[MATERIAL start]
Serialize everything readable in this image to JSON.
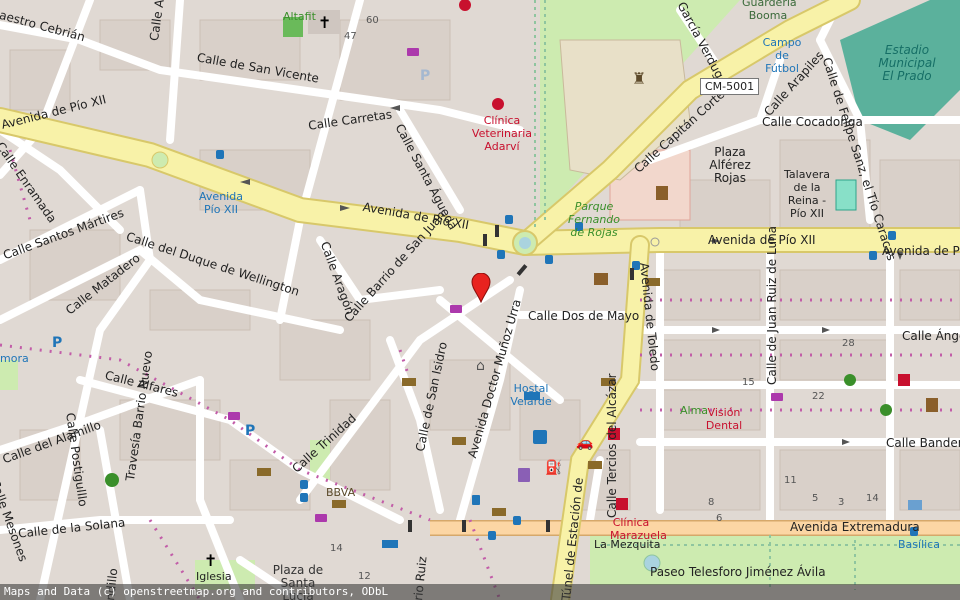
{
  "map": {
    "attribution": "Maps and Data (c) openstreetmap.org and contributors, ODbL",
    "road_shield": "CM-5001",
    "streets": {
      "avenida_pio_xii_west": "Avenida de Pío XII",
      "avenida_pio_xii_mid": "Avenida de Pío XII",
      "avenida_pio_xii_east": "Avenida de Pío XII",
      "avenida_pio_east2": "Avenida de Pío",
      "maestro_cebrian": "aestro Cebrián",
      "alferez_provisional": "Calle Alférez Provis",
      "san_vicente": "Calle de San Vicente",
      "carretas": "Calle Carretas",
      "santa_agueda": "Calle Santa Águeda",
      "enramada": "Calle Enramada",
      "santos_martires": "Calle Santos Mártires",
      "matadero": "Calle Matadero",
      "duque_wellington": "Calle del Duque de Wellington",
      "aragon": "Calle Aragón",
      "barrio_san_juan": "Calle Barrio de San Juan",
      "dos_de_mayo": "Calle Dos de Mayo",
      "doctor_munoz_urra": "Avenida Doctor Muñoz Urra",
      "avenida_toledo": "Avenida de Toledo",
      "juan_ruiz_luna": "Calle de Juan Ruiz de Luna",
      "trinidad": "Calle Trinidad",
      "san_isidro": "Calle de San Isidro",
      "alfares": "Calle Alfares",
      "alamillo": "Calle del Alamillo",
      "postigulllo": "Calle Postigulllo",
      "travesia_barrio_nuevo": "Travesía Barrio Nuevo",
      "mesones": "Calle Mesones",
      "solana": "Calle de la Solana",
      "tercios_alcazar": "Calle Tercios del Alcázar",
      "tunel_estacion": "Túnel de Estación de",
      "avenida_extremadura": "Avenida Extremadura",
      "paseo_telesforo": "Paseo Telesforo Jiménez Ávila",
      "capitan_cortes": "Calle Capitán Cortés",
      "garcia_verdugo": "García Verdugo",
      "arapiles": "Calle Arapiles",
      "felipe_sanz": "Calle de Felipe Sanz, el Tío Caracas",
      "cocadonga": "Calle Cocadonga",
      "angel": "Calle Ángel",
      "banderas": "Calle Banderas",
      "ruiz": "rio Ruiz",
      "nidillo": "ndillo"
    },
    "pois": {
      "altafit": "Altafit",
      "clinica_veterinaria": "Clínica Veterinaria Adarví",
      "avenida_pio_stop": "Avenida Pío XII",
      "parque": "Parque Fernando de Rojas",
      "plaza_alferez": "Plaza Alférez Rojas",
      "talavera_reina": "Talavera de la Reina - Pío XII",
      "campo_futbol": "Campo de Fútbol",
      "guarderia": "Guardería Booma",
      "estadio": "Estadio Municipal El Prado",
      "hostal": "Hostal Velarde",
      "bbva": "BBVA",
      "alma": "Alma",
      "vision_dental": "Visión Dental",
      "clinica_marazuela": "Clínica Marazuela",
      "la_mezquita": "La Mezquita",
      "basilica": "Basílica",
      "iglesia": "Iglesia",
      "plaza_santa_lucia": "Plaza de Santa Lucía",
      "mora": "mora"
    },
    "house_numbers": {
      "n60": "60",
      "n47": "47",
      "n28": "28",
      "n15": "15",
      "n22": "22",
      "n11": "11",
      "n8": "8",
      "n5": "5",
      "n3": "3",
      "n14": "14",
      "n12": "12",
      "n6": "6",
      "n14b": "14"
    },
    "colors": {
      "background": "#e0d9d3",
      "building": "#d9d0c9",
      "primary_road": "#f8f2a8",
      "primary_casing": "#d8c86a",
      "secondary_road": "#fcd6a4",
      "residential": "#ffffff",
      "park": "#cdebb0",
      "pitch": "#2fa38a",
      "transit": "#1f75b8",
      "health": "#c8102e",
      "marker": "#e8231f"
    }
  }
}
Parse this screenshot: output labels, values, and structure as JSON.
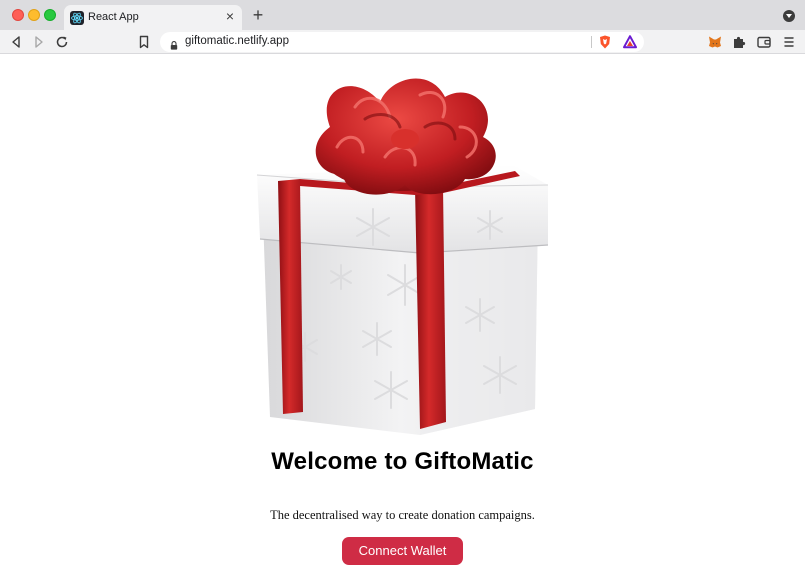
{
  "browser": {
    "tab": {
      "title": "React App",
      "close_glyph": "×"
    },
    "new_tab_glyph": "+",
    "url": "giftomatic.netlify.app",
    "icons": {
      "back": "back-arrow-icon",
      "forward": "forward-arrow-icon",
      "reload": "reload-icon",
      "bookmark": "bookmark-icon",
      "lock": "lock-icon",
      "brave_shields": "brave-shields-icon",
      "brave_rewards": "brave-rewards-icon",
      "metamask": "metamask-fox-icon",
      "extensions": "puzzle-icon",
      "wallet": "wallet-icon",
      "menu": "hamburger-icon"
    },
    "traffic_colors": {
      "close": "#fe5f57",
      "minimize": "#febc2e",
      "zoom": "#28c840"
    }
  },
  "page": {
    "image": "gift-box-with-red-bow",
    "heading": "Welcome to GiftoMatic",
    "tagline": "The decentralised way to create donation campaigns.",
    "connect_button": "Connect Wallet",
    "accent_color": "#cf2c45"
  }
}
[MATERIAL end]
State the number of lines in the records that contain the string "Rojas", and nothing more.

## COMPLETE OUTPUT
2